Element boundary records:
-----

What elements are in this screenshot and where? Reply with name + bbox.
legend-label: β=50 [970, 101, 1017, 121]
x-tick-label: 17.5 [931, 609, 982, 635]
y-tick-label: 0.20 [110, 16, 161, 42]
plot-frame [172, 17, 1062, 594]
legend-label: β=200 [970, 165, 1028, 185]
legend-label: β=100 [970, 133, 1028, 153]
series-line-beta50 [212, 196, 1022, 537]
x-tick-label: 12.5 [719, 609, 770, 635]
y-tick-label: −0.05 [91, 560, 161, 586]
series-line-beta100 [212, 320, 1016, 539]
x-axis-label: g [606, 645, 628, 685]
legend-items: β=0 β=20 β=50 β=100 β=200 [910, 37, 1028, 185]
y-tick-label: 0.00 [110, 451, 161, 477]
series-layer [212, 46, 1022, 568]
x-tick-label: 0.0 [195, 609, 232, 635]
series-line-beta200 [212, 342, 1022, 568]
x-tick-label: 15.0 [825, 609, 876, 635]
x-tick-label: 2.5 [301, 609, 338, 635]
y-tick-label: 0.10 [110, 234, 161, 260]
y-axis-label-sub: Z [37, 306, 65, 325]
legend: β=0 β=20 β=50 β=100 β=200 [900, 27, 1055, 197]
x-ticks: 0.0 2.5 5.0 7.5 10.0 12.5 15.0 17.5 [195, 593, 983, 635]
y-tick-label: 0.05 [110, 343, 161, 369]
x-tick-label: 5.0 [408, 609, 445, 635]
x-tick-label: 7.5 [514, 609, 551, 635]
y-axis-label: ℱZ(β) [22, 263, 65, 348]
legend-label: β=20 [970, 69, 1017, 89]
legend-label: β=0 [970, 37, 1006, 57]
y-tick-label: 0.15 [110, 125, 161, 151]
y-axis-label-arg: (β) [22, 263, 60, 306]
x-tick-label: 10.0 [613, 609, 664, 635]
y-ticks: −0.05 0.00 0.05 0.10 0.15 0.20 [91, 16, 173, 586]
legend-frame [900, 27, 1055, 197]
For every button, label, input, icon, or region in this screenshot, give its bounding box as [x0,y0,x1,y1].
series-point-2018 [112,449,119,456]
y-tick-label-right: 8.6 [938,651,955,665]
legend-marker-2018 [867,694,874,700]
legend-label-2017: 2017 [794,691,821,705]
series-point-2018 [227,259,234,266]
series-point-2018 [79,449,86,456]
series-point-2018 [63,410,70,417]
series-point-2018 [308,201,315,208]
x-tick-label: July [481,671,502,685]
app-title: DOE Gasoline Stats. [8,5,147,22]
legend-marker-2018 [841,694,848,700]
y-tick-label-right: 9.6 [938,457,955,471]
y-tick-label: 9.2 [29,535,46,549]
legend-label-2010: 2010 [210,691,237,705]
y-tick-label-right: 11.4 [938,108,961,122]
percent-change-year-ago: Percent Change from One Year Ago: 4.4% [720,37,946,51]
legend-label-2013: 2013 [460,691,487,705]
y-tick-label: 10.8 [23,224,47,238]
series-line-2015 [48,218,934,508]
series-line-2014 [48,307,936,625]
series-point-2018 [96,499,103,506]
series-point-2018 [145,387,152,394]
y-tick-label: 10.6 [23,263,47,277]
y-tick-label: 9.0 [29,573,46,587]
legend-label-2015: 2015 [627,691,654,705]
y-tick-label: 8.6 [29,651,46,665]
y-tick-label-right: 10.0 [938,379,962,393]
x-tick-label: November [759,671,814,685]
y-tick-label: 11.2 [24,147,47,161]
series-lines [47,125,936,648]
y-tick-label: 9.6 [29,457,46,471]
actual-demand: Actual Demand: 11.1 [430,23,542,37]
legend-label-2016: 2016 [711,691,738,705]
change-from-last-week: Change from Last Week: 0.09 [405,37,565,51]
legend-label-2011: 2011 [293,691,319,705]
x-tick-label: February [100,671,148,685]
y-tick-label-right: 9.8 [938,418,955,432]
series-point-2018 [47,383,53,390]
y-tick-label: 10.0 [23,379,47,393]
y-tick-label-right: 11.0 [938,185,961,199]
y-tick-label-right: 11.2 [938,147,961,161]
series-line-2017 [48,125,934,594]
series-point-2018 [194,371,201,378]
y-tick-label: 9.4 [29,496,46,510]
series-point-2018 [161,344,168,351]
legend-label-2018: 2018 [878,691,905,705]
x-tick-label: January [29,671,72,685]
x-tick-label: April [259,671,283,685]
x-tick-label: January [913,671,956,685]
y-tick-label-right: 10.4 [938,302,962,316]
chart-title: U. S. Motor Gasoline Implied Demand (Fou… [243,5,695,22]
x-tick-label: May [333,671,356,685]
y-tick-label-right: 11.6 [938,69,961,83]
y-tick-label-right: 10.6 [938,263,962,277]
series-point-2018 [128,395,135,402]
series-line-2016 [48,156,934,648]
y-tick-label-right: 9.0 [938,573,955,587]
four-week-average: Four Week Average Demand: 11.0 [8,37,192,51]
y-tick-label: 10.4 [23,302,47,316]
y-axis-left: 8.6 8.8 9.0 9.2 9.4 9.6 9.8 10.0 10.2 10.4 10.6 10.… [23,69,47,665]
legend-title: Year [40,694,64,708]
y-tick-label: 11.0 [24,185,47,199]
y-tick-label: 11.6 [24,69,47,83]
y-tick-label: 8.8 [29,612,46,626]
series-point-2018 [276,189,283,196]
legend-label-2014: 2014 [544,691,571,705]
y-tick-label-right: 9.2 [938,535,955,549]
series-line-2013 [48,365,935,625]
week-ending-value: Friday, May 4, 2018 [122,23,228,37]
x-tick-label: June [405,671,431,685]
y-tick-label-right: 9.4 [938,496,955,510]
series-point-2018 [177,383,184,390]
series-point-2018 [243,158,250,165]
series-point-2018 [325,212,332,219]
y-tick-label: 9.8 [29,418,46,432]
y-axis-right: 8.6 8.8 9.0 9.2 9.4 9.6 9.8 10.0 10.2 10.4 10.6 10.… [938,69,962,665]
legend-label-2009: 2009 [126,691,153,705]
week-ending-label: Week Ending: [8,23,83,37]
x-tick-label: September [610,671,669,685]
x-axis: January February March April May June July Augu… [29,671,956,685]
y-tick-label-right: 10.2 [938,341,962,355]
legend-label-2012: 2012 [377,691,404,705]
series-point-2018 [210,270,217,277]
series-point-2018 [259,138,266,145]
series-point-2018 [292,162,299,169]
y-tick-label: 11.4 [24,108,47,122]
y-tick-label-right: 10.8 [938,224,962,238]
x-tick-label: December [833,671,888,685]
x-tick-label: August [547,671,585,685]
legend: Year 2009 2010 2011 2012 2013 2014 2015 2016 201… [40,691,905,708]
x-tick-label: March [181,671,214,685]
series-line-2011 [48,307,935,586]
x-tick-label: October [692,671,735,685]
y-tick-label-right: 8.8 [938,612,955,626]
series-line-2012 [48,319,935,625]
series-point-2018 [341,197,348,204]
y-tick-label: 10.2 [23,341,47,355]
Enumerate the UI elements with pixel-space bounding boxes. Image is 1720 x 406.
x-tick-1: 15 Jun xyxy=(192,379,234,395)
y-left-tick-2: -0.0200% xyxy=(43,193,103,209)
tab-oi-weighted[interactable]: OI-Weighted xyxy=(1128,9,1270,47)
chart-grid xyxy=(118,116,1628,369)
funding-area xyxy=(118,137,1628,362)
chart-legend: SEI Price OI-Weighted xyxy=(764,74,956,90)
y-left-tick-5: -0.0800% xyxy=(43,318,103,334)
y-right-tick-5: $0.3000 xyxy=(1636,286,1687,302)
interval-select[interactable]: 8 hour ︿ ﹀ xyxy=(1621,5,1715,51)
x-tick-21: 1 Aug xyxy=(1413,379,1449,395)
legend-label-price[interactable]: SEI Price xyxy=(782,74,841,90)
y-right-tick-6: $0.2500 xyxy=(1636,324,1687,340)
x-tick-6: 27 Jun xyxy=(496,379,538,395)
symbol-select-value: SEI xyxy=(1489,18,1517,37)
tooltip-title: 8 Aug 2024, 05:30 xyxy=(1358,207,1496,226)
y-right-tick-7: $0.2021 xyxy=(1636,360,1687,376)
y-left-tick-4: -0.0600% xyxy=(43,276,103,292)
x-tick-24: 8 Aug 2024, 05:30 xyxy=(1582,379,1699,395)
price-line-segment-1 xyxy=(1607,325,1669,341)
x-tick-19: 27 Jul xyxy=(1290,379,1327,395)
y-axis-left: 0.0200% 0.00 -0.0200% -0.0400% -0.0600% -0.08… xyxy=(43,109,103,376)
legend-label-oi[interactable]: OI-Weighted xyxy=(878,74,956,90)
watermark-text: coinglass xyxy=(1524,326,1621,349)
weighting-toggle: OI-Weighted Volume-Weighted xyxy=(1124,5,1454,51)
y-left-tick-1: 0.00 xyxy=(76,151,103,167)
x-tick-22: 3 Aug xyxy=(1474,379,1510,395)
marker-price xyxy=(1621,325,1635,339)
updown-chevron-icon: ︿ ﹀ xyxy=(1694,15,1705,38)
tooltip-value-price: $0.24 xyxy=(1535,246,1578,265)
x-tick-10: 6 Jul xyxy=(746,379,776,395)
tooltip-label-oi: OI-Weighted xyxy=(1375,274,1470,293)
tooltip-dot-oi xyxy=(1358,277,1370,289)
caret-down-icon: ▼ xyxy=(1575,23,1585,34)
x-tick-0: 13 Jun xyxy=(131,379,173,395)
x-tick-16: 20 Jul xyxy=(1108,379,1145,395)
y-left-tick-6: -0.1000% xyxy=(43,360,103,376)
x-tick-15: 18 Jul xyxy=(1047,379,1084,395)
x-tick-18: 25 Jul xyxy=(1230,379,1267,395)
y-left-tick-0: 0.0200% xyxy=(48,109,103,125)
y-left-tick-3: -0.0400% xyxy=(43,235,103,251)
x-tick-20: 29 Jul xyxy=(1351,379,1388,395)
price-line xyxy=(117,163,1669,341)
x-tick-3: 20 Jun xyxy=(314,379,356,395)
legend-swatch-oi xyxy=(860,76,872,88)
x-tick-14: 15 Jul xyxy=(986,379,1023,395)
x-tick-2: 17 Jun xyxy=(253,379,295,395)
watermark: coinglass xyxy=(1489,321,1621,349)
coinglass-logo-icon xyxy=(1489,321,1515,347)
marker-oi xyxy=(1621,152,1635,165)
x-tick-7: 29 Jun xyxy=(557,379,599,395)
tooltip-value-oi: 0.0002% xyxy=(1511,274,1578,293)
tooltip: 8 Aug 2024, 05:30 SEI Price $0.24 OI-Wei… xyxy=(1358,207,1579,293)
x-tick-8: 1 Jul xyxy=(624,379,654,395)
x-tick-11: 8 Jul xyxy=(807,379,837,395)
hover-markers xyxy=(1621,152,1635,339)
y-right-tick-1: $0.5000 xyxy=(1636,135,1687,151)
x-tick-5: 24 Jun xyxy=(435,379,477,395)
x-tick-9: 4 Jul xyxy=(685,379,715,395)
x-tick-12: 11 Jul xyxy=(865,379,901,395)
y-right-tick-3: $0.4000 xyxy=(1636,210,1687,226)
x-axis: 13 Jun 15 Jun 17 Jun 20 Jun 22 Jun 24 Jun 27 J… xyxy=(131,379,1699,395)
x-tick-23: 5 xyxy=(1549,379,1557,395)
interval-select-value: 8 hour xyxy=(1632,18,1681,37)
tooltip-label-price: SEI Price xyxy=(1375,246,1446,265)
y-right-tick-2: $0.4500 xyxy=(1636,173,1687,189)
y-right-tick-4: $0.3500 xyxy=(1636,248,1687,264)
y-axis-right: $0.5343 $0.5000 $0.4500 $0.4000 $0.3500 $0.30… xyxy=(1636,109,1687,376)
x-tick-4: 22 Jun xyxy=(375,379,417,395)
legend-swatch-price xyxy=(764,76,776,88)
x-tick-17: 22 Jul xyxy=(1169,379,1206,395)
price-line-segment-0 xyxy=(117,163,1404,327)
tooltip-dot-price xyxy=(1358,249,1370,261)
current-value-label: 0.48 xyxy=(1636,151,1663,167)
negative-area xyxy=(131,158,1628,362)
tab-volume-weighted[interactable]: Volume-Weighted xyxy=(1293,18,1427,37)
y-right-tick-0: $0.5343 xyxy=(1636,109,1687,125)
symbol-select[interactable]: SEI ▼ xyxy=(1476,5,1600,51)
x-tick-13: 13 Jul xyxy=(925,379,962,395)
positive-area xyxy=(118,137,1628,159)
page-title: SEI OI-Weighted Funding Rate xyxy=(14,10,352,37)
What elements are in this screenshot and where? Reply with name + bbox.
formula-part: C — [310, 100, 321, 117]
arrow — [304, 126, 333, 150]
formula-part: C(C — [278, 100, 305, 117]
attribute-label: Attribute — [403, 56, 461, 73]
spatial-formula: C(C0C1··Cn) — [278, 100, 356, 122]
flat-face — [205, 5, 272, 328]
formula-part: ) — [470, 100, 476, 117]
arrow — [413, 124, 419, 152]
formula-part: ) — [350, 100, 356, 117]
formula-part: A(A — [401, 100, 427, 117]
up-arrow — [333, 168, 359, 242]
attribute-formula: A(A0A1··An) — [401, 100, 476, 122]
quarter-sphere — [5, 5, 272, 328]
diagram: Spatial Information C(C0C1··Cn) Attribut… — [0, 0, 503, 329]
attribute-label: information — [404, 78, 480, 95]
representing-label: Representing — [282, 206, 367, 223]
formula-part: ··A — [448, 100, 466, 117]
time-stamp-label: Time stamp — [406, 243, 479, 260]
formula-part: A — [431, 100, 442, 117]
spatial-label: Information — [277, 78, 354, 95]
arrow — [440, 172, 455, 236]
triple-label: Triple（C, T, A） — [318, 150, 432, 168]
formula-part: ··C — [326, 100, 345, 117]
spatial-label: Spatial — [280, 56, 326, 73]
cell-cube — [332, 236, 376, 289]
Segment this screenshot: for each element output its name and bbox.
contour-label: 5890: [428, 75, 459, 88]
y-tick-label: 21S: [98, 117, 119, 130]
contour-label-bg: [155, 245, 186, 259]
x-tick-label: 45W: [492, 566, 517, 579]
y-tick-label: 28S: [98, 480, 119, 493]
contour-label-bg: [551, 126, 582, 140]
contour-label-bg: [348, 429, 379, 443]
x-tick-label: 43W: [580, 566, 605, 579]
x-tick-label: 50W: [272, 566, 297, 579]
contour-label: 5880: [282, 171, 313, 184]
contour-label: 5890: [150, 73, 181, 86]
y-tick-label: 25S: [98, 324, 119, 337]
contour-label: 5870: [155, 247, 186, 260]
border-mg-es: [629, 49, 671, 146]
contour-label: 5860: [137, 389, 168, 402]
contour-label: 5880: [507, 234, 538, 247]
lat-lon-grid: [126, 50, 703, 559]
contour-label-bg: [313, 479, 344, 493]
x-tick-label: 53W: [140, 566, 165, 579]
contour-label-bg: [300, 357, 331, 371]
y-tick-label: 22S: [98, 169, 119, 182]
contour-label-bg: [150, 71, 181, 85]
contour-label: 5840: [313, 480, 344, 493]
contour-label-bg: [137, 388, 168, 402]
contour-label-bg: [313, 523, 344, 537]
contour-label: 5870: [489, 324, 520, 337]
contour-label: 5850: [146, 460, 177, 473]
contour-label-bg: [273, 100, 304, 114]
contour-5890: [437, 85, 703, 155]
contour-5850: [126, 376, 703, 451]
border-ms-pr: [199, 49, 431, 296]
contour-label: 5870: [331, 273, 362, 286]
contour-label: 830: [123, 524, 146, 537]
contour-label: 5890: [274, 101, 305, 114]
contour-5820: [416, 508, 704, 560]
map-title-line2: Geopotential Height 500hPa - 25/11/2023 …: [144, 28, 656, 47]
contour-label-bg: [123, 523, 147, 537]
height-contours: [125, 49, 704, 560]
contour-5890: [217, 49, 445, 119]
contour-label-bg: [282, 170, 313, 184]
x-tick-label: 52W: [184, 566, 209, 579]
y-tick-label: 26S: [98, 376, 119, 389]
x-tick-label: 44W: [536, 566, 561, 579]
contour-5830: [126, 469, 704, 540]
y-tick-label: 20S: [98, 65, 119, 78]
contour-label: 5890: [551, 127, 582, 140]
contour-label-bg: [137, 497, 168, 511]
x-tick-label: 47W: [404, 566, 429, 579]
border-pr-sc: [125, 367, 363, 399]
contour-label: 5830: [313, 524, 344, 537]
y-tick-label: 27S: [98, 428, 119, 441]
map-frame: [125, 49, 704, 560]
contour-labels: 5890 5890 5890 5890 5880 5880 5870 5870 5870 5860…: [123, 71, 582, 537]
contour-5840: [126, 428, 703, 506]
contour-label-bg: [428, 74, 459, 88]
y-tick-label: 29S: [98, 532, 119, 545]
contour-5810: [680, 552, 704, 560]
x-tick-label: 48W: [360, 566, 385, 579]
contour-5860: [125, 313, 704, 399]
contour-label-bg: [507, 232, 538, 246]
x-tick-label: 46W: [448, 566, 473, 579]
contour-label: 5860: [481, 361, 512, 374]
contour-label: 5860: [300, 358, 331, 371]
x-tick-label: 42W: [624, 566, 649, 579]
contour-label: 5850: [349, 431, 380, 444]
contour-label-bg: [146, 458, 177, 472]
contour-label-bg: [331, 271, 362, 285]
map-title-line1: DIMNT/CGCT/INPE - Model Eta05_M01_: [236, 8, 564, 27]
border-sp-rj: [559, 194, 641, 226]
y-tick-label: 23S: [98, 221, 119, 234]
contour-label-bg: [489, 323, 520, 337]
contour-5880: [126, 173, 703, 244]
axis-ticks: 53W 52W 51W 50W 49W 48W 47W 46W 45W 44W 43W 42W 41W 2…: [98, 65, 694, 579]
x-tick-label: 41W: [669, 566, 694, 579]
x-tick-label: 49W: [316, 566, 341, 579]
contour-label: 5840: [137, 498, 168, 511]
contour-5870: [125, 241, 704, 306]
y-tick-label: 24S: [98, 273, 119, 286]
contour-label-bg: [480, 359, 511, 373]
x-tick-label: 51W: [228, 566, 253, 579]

-----

### Challenge:
Which lines in the records above contain the string "Gasoline"? Pick out each one and copy it in full.

### Exercise solution:
app-title: DOE Gasoline Stats. [8,5,147,22]
chart-title: U. S. Motor Gasoline Implied Demand (Fou… [243,5,695,22]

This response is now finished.